**RECORDED DATA**.
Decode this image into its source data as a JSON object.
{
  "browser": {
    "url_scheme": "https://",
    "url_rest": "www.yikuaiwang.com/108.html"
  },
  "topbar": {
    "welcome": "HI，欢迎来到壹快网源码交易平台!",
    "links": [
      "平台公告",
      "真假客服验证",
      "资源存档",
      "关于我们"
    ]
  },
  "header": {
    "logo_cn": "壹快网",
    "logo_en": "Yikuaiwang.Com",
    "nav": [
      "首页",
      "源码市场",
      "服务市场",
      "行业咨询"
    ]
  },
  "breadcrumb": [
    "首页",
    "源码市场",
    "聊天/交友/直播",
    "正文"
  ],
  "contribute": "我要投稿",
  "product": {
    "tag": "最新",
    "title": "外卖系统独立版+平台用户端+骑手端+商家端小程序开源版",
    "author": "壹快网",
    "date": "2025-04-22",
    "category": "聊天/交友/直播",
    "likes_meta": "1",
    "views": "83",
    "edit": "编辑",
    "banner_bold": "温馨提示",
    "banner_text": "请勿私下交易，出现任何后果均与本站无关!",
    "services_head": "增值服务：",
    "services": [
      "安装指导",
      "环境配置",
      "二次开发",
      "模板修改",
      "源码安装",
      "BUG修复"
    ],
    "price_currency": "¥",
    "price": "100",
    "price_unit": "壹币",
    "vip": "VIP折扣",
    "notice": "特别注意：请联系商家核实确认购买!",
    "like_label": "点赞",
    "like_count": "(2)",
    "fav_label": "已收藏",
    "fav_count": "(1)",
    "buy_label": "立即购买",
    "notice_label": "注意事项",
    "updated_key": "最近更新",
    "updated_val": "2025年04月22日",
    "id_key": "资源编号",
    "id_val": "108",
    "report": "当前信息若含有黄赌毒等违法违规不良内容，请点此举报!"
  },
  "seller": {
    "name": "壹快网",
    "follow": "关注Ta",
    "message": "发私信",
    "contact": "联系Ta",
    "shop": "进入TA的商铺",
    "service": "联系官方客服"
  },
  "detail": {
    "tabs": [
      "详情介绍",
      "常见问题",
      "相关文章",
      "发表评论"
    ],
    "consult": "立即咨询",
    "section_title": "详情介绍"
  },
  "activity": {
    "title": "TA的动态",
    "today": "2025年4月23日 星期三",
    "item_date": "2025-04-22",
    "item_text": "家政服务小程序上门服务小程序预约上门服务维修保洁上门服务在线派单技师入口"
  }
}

**STATED PROBLEM**.
The listing above must be transcribed exactly, line by line.

**SOLUTION**.
Decode this image into its source data as a JSON object.
{
  "browser": {
    "url_scheme": "https://",
    "url_rest": "www.yikuaiwang.com/108.html"
  },
  "topbar": {
    "welcome": "HI，欢迎来到壹快网源码交易平台!",
    "links": [
      "平台公告",
      "真假客服验证",
      "资源存档",
      "关于我们"
    ]
  },
  "header": {
    "logo_cn": "壹快网",
    "logo_en": "Yikuaiwang.Com",
    "nav": [
      "首页",
      "源码市场",
      "服务市场",
      "行业咨询"
    ]
  },
  "breadcrumb": [
    "首页",
    "源码市场",
    "聊天/交友/直播",
    "正文"
  ],
  "contribute": "我要投稿",
  "product": {
    "tag": "最新",
    "title": "外卖系统独立版+平台用户端+骑手端+商家端小程序开源版",
    "author": "壹快网",
    "date": "2025-04-22",
    "category": "聊天/交友/直播",
    "likes_meta": "1",
    "views": "83",
    "edit": "编辑",
    "banner_bold": "温馨提示",
    "banner_text": "请勿私下交易，出现任何后果均与本站无关!",
    "services_head": "增值服务：",
    "services": [
      "安装指导",
      "环境配置",
      "二次开发",
      "模板修改",
      "源码安装",
      "BUG修复"
    ],
    "price_currency": "¥",
    "price": "100",
    "price_unit": "壹币",
    "vip": "VIP折扣",
    "notice": "特别注意：请联系商家核实确认购买!",
    "like_label": "点赞",
    "like_count": "(2)",
    "fav_label": "已收藏",
    "fav_count": "(1)",
    "buy_label": "立即购买",
    "notice_label": "注意事项",
    "updated_key": "最近更新",
    "updated_val": "2025年04月22日",
    "id_key": "资源编号",
    "id_val": "108",
    "report": "当前信息若含有黄赌毒等违法违规不良内容，请点此举报!"
  },
  "seller": {
    "name": "壹快网",
    "follow": "关注Ta",
    "message": "发私信",
    "contact": "联系Ta",
    "shop": "进入TA的商铺",
    "service": "联系官方客服"
  },
  "detail": {
    "tabs": [
      "详情介绍",
      "常见问题",
      "相关文章",
      "发表评论"
    ],
    "consult": "立即咨询",
    "section_title": "详情介绍"
  },
  "activity": {
    "title": "TA的动态",
    "today": "2025年4月23日 星期三",
    "item_date": "2025-04-22",
    "item_text": "家政服务小程序上门服务小程序预约上门服务维修保洁上门服务在线派单技师入口"
  }
}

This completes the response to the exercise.